▸ **TASK DIRECTIONS**: Select every line containing the word "County" from the material, and copy those lines.

Figure contents as structured data
********
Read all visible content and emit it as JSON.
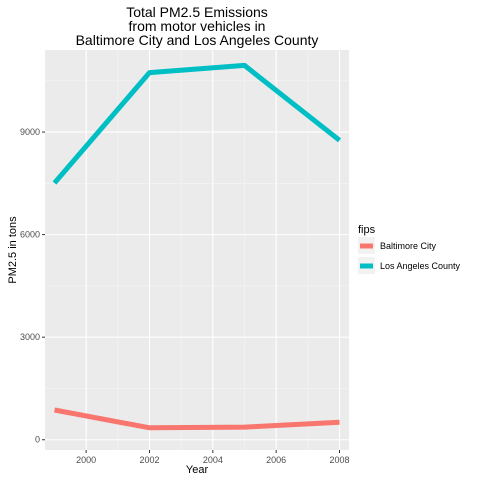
{
  "chart_data": {
    "type": "line",
    "title_lines": [
      "Total PM2.5 Emissions",
      "from motor vehicles in",
      "Baltimore City and Los Angeles County"
    ],
    "xlabel": "Year",
    "ylabel": "PM2.5 in tons",
    "x": [
      1999,
      2002,
      2005,
      2008
    ],
    "x_ticks": [
      "2000",
      "2002",
      "2004",
      "2006",
      "2008"
    ],
    "y_ticks": [
      "0",
      "3000",
      "6000",
      "9000"
    ],
    "xlim": [
      1998.7,
      2008.3
    ],
    "ylim": [
      -300,
      11400
    ],
    "grid": true,
    "legend_position": "right",
    "legend_title": "fips",
    "series": [
      {
        "name": "Baltimore City",
        "color": "#F8766D",
        "values": [
          870,
          350,
          370,
          510
        ]
      },
      {
        "name": "Los Angeles County",
        "color": "#00BFC4",
        "values": [
          7510,
          10740,
          10950,
          8760
        ]
      }
    ]
  }
}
********
▸ **THE SOLUTION**:
      "Baltimore City and Los Angeles County"
        "name": "Los Angeles County",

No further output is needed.